Listed entries:
╔══
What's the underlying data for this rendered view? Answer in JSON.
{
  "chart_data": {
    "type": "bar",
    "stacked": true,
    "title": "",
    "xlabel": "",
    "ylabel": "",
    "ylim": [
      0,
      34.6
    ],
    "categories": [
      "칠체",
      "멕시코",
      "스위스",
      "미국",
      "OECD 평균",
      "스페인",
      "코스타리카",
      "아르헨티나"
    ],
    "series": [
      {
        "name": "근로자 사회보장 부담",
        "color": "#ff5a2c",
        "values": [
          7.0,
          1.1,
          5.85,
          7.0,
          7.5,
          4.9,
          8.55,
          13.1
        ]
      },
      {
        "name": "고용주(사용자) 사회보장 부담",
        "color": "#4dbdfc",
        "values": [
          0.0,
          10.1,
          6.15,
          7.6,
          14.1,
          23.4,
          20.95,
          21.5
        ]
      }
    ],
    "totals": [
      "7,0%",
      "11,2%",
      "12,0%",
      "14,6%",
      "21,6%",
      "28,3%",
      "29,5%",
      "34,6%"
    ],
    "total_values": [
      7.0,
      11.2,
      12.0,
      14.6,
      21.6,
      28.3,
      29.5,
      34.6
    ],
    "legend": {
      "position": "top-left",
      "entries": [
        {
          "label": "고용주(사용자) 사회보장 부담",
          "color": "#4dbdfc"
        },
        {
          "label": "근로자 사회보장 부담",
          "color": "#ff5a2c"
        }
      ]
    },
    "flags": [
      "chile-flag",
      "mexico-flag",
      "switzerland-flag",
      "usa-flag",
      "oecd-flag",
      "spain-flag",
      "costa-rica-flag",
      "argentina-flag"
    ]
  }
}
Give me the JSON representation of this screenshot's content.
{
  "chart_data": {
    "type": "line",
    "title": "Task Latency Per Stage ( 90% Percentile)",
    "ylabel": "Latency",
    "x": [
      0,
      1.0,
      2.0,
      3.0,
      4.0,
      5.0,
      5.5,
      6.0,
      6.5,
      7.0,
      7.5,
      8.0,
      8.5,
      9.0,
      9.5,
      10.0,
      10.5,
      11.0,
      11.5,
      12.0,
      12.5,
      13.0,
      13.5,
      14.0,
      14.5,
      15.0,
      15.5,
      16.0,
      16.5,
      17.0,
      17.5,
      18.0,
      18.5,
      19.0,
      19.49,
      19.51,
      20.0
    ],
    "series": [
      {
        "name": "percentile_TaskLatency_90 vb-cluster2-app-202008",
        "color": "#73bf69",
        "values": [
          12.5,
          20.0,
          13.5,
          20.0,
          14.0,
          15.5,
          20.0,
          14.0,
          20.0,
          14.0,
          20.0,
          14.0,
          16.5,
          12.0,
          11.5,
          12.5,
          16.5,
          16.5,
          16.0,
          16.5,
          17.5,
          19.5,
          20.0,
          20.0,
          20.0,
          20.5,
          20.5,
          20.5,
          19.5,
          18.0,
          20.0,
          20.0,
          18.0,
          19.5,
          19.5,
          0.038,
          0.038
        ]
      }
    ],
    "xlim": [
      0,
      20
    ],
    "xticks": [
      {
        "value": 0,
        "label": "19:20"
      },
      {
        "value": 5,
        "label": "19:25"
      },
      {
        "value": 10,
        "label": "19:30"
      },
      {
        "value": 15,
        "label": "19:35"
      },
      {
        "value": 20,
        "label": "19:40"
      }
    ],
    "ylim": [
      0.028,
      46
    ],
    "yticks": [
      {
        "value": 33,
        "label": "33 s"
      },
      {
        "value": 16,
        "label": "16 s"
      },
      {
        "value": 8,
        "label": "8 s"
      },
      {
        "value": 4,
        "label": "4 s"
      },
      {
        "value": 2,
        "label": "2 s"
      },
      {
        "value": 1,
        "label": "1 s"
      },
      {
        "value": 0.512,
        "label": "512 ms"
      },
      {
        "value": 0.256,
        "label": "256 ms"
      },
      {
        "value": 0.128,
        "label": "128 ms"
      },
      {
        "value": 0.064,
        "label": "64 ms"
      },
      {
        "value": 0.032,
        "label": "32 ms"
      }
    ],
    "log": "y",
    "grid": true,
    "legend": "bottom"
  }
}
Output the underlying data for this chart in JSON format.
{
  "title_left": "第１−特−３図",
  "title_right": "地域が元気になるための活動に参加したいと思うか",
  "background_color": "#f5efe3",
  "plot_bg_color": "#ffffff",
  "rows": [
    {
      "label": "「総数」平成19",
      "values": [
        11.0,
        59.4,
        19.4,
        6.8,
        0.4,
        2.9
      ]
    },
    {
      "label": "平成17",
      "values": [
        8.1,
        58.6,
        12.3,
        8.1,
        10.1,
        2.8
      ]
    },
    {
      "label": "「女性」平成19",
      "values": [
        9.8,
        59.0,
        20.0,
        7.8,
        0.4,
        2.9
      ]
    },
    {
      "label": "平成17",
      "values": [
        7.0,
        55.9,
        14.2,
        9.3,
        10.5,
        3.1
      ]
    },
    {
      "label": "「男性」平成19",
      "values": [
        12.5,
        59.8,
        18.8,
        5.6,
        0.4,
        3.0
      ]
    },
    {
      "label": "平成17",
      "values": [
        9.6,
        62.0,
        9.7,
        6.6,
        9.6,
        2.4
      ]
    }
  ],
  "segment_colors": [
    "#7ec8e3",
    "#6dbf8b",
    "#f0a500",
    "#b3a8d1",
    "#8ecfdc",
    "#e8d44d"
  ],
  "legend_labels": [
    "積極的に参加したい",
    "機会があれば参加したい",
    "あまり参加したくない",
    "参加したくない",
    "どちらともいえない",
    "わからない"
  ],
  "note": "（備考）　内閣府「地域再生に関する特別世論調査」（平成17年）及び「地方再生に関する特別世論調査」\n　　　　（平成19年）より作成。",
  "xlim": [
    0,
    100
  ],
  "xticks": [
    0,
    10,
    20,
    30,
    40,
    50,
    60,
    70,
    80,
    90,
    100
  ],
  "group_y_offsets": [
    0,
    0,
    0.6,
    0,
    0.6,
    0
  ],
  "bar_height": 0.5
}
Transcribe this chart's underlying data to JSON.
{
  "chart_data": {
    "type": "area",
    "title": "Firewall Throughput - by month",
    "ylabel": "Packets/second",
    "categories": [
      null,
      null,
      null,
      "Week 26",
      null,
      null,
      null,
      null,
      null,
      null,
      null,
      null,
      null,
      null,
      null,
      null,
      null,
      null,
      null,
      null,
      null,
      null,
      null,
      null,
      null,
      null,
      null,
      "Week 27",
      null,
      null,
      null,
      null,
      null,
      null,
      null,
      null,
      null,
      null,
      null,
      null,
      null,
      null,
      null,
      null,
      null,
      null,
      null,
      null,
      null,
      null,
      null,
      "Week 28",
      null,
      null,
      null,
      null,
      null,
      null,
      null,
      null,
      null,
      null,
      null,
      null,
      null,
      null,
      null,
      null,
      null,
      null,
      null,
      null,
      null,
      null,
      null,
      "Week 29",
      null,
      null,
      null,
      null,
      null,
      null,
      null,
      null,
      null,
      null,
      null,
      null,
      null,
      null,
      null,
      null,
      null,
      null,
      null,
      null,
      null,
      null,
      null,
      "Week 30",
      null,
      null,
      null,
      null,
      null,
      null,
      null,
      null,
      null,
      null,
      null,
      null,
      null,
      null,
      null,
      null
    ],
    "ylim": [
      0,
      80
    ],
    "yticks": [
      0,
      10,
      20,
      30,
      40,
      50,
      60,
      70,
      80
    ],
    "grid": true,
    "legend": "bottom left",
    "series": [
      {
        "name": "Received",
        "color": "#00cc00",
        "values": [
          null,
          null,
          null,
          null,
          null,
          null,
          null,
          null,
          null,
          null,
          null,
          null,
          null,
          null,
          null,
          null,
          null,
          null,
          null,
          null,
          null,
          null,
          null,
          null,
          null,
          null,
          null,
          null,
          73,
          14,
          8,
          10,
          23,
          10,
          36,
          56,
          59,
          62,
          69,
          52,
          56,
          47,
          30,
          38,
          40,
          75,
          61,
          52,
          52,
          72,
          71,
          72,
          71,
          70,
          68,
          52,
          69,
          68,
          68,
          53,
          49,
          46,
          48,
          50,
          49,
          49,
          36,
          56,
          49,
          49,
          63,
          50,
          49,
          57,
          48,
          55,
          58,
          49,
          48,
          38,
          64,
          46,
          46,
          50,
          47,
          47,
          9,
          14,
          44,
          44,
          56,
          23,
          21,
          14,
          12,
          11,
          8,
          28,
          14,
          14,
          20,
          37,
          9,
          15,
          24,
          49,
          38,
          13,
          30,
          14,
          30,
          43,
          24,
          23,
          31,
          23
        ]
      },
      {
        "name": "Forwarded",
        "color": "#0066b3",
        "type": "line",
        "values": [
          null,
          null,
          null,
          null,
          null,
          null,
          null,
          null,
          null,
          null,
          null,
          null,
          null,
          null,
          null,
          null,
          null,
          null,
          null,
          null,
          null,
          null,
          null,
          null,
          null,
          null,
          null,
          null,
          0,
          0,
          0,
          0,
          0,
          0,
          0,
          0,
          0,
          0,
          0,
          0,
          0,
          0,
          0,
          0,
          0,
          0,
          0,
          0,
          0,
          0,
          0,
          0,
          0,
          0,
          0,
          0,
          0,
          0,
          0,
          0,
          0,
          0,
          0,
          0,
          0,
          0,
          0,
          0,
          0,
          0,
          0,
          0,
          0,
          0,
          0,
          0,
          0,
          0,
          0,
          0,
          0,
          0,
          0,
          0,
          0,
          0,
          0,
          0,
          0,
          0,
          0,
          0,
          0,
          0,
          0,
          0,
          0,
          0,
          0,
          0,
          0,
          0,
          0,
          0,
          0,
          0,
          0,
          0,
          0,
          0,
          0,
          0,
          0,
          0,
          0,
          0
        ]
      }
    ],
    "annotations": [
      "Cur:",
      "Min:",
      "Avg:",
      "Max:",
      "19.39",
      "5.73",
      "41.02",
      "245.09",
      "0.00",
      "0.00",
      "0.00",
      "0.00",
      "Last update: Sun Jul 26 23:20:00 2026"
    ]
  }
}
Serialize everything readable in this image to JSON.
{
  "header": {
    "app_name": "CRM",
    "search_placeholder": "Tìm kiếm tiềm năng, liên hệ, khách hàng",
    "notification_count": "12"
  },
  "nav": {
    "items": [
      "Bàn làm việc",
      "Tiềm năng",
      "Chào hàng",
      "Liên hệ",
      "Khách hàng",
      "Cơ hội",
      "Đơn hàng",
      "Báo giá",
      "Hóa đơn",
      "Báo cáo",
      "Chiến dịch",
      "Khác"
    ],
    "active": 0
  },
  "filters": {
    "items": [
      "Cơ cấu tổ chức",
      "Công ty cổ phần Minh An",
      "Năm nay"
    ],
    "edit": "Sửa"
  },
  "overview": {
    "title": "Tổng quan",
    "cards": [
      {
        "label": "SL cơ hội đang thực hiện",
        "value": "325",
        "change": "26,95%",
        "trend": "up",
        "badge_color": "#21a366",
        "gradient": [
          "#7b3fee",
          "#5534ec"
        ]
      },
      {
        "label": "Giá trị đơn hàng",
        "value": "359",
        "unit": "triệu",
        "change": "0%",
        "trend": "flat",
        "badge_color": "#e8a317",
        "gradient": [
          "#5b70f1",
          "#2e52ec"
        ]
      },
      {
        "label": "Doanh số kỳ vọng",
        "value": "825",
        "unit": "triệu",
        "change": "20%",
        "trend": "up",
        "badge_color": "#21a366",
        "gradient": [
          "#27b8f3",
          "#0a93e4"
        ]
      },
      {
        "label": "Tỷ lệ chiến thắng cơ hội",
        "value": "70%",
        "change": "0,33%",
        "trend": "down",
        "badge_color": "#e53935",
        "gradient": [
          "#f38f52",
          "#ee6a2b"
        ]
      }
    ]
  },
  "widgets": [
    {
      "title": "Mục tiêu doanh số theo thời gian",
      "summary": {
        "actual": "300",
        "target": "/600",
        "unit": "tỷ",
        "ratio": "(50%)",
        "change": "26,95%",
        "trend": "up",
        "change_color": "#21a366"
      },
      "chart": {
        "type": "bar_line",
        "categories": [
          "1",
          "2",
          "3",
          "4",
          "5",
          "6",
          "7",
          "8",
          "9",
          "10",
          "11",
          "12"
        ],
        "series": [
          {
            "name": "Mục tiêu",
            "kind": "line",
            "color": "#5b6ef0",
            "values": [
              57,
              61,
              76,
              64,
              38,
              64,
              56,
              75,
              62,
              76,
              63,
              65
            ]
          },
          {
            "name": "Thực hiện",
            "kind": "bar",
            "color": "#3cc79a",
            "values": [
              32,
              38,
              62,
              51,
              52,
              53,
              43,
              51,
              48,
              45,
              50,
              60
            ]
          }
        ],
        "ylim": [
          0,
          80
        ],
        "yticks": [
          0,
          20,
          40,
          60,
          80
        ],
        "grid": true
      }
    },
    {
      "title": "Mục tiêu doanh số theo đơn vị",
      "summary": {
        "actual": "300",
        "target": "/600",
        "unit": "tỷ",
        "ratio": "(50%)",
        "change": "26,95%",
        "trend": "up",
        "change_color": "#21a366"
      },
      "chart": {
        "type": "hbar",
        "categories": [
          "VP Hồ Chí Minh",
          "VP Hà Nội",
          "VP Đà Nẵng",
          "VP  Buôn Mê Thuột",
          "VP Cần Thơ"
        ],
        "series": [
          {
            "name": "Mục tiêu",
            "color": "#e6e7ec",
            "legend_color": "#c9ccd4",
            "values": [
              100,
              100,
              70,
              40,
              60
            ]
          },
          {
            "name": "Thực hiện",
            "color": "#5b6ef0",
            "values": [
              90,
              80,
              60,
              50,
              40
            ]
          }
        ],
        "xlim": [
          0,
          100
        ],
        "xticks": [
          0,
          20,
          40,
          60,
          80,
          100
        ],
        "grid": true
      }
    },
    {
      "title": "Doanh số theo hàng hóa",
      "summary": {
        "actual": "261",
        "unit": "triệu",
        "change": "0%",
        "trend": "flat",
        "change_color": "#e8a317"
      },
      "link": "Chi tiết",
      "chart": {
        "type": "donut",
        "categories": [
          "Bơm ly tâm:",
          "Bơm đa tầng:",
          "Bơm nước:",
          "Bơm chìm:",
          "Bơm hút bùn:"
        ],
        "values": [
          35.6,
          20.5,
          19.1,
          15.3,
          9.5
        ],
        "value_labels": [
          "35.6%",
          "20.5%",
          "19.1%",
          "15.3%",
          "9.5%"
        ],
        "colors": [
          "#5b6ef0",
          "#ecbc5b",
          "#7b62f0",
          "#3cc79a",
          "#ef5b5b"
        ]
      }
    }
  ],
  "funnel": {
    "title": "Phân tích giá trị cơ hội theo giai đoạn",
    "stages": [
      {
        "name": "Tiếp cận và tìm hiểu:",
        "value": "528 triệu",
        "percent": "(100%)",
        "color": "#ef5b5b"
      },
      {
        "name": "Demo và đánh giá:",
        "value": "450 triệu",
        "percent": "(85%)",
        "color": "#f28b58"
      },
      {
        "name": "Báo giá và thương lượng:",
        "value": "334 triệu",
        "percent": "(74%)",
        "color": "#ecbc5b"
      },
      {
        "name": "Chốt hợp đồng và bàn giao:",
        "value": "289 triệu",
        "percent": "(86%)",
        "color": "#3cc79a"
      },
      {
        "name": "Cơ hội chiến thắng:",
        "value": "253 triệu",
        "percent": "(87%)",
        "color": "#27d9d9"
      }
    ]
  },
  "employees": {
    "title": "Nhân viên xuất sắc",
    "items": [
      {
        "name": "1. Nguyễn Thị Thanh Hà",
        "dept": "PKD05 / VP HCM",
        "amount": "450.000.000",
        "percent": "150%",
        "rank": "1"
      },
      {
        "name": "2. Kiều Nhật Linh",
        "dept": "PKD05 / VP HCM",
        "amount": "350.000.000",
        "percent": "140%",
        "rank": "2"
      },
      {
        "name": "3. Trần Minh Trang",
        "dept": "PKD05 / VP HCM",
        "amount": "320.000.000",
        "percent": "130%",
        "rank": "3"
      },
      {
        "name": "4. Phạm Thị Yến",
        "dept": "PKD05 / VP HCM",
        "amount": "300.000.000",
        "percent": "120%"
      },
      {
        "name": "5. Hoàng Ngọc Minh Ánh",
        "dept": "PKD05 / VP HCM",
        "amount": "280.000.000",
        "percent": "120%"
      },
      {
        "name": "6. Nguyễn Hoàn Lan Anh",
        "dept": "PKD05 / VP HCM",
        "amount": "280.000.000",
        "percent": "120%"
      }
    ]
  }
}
╚══
Task prompt:
Pull every line holding "underlying" out of the records.

Response:
What's the underlying data for this rendered view? Answer in JSON.
Output the underlying data for this chart in JSON format.
Transcribe this chart's underlying data to JSON.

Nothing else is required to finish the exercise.